[ITEMS]:
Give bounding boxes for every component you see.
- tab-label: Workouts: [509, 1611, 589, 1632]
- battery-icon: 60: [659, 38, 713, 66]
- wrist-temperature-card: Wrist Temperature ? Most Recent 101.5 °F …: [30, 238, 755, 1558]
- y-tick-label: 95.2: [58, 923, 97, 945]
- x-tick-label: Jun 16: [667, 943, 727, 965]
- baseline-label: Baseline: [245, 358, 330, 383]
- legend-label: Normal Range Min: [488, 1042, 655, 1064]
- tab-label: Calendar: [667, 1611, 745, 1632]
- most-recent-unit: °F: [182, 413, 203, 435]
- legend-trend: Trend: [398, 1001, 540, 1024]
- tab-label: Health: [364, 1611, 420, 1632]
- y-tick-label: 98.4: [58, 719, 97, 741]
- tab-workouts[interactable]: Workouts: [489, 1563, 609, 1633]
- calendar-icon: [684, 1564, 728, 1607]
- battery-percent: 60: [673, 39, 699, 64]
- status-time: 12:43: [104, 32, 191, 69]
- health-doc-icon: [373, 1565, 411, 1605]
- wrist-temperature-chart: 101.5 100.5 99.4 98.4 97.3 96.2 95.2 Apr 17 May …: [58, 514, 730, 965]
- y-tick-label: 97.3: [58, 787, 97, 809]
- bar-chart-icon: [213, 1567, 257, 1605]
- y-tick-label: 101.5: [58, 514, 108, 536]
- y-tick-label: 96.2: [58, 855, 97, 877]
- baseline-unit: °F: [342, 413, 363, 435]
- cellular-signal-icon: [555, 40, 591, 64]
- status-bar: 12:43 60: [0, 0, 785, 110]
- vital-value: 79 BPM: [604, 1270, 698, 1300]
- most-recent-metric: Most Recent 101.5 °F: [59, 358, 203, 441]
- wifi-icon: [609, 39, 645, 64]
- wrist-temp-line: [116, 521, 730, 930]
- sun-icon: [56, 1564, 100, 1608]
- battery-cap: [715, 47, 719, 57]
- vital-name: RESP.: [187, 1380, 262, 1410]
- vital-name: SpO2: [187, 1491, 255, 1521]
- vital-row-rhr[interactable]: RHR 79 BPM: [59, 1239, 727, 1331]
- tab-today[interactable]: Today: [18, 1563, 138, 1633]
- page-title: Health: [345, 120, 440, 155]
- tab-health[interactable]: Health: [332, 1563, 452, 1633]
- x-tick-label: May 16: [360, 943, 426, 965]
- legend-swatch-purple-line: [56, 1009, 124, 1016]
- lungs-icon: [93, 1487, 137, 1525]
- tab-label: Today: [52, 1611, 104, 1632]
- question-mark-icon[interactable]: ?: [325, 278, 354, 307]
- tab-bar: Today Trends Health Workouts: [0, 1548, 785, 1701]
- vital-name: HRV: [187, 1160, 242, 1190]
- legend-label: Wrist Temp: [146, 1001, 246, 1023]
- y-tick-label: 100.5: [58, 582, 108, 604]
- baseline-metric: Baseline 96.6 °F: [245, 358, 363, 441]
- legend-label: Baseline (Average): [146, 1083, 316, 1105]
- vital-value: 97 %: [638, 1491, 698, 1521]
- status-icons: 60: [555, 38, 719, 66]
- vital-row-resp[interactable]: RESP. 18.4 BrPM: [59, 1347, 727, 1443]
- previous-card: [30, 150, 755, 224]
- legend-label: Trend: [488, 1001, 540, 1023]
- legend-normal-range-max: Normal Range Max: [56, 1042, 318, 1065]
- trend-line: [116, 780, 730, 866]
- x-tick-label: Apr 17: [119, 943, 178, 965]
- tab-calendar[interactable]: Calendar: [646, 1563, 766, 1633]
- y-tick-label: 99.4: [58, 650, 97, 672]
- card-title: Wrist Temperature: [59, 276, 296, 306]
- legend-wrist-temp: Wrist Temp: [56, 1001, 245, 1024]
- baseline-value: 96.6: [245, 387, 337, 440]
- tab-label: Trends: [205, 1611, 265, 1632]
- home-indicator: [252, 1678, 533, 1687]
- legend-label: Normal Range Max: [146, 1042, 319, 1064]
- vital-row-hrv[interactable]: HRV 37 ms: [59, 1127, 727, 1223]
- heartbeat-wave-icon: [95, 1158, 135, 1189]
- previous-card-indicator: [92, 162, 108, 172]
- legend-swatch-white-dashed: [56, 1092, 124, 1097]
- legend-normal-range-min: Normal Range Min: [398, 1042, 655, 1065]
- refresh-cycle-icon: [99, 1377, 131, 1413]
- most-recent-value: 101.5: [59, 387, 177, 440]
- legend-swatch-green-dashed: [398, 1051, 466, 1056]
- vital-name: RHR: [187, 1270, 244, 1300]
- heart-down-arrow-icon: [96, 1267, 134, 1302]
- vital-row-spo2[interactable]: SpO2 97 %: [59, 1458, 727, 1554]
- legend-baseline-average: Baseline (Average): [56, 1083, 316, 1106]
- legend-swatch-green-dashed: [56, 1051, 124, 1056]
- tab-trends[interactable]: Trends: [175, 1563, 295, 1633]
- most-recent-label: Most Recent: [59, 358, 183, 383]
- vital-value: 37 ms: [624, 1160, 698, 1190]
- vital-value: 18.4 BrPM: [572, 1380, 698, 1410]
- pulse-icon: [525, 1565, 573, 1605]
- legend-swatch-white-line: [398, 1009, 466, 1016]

[DESCRIPTION OF THE TASK]: Copy out every line of the records word for word, with nothing changed.

[EXERCISE RESULT]:
Give bounding boxes for every component you see.
- tab-label: Workouts: [509, 1611, 589, 1632]
- battery-icon: 60: [659, 38, 713, 66]
- wrist-temperature-card: Wrist Temperature ? Most Recent 101.5 °F …: [30, 238, 755, 1558]
- y-tick-label: 95.2: [58, 923, 97, 945]
- x-tick-label: Jun 16: [667, 943, 727, 965]
- baseline-label: Baseline: [245, 358, 330, 383]
- legend-label: Normal Range Min: [488, 1042, 655, 1064]
- tab-label: Calendar: [667, 1611, 745, 1632]
- most-recent-unit: °F: [182, 413, 203, 435]
- legend-trend: Trend: [398, 1001, 540, 1024]
- tab-label: Health: [364, 1611, 420, 1632]
- y-tick-label: 98.4: [58, 719, 97, 741]
- tab-workouts[interactable]: Workouts: [489, 1563, 609, 1633]
- calendar-icon: [684, 1564, 728, 1607]
- battery-percent: 60: [673, 39, 699, 64]
- status-time: 12:43: [104, 32, 191, 69]
- health-doc-icon: [373, 1565, 411, 1605]
- wrist-temperature-chart: 101.5 100.5 99.4 98.4 97.3 96.2 95.2 Apr 17 May …: [58, 514, 730, 965]
- y-tick-label: 97.3: [58, 787, 97, 809]
- bar-chart-icon: [213, 1567, 257, 1605]
- y-tick-label: 101.5: [58, 514, 108, 536]
- y-tick-label: 96.2: [58, 855, 97, 877]
- baseline-unit: °F: [342, 413, 363, 435]
- cellular-signal-icon: [555, 40, 591, 64]
- status-bar: 12:43 60: [0, 0, 785, 110]
- vital-value: 79 BPM: [604, 1270, 698, 1300]
- most-recent-metric: Most Recent 101.5 °F: [59, 358, 203, 441]
- wifi-icon: [609, 39, 645, 64]
- wrist-temp-line: [116, 521, 730, 930]
- sun-icon: [56, 1564, 100, 1608]
- battery-cap: [715, 47, 719, 57]
- vital-name: RESP.: [187, 1380, 262, 1410]
- vital-name: SpO2: [187, 1491, 255, 1521]
- vital-row-rhr[interactable]: RHR 79 BPM: [59, 1239, 727, 1331]
- tab-today[interactable]: Today: [18, 1563, 138, 1633]
- page-title: Health: [345, 120, 440, 155]
- tab-health[interactable]: Health: [332, 1563, 452, 1633]
- x-tick-label: May 16: [360, 943, 426, 965]
- legend-swatch-purple-line: [56, 1009, 124, 1016]
- lungs-icon: [93, 1487, 137, 1525]
- tab-label: Today: [52, 1611, 104, 1632]
- question-mark-icon[interactable]: ?: [325, 278, 354, 307]
- tab-bar: Today Trends Health Workouts: [0, 1548, 785, 1701]
- vital-name: HRV: [187, 1160, 242, 1190]
- legend-label: Wrist Temp: [146, 1001, 246, 1023]
- y-tick-label: 100.5: [58, 582, 108, 604]
- baseline-metric: Baseline 96.6 °F: [245, 358, 363, 441]
- legend-label: Baseline (Average): [146, 1083, 316, 1105]
- vital-value: 97 %: [638, 1491, 698, 1521]
- status-icons: 60: [555, 38, 719, 66]
- vital-row-resp[interactable]: RESP. 18.4 BrPM: [59, 1347, 727, 1443]
- previous-card: [30, 150, 755, 224]
- legend-label: Trend: [488, 1001, 540, 1023]
- legend-normal-range-max: Normal Range Max: [56, 1042, 318, 1065]
- trend-line: [116, 780, 730, 866]
- x-tick-label: Apr 17: [119, 943, 178, 965]
- tab-calendar[interactable]: Calendar: [646, 1563, 766, 1633]
- y-tick-label: 99.4: [58, 650, 97, 672]
- card-title: Wrist Temperature: [59, 276, 296, 306]
- legend-wrist-temp: Wrist Temp: [56, 1001, 245, 1024]
- baseline-value: 96.6: [245, 387, 337, 440]
- tab-label: Trends: [205, 1611, 265, 1632]
- home-indicator: [252, 1678, 533, 1687]
- legend-label: Normal Range Max: [146, 1042, 319, 1064]
- vital-row-hrv[interactable]: HRV 37 ms: [59, 1127, 727, 1223]
- heartbeat-wave-icon: [95, 1158, 135, 1189]
- previous-card-indicator: [92, 162, 108, 172]
- legend-swatch-white-dashed: [56, 1092, 124, 1097]
- legend-normal-range-min: Normal Range Min: [398, 1042, 655, 1065]
- refresh-cycle-icon: [99, 1377, 131, 1413]
- most-recent-value: 101.5: [59, 387, 177, 440]
- legend-swatch-green-dashed: [398, 1051, 466, 1056]
- vital-name: RHR: [187, 1270, 244, 1300]
- heart-down-arrow-icon: [96, 1267, 134, 1302]
- vital-row-spo2[interactable]: SpO2 97 %: [59, 1458, 727, 1554]
- legend-baseline-average: Baseline (Average): [56, 1083, 316, 1106]
- legend-swatch-green-dashed: [56, 1051, 124, 1056]
- tab-trends[interactable]: Trends: [175, 1563, 295, 1633]
- most-recent-label: Most Recent: [59, 358, 183, 383]
- vital-value: 37 ms: [624, 1160, 698, 1190]
- vital-value: 18.4 BrPM: [572, 1380, 698, 1410]
- pulse-icon: [525, 1565, 573, 1605]
- legend-swatch-white-line: [398, 1009, 466, 1016]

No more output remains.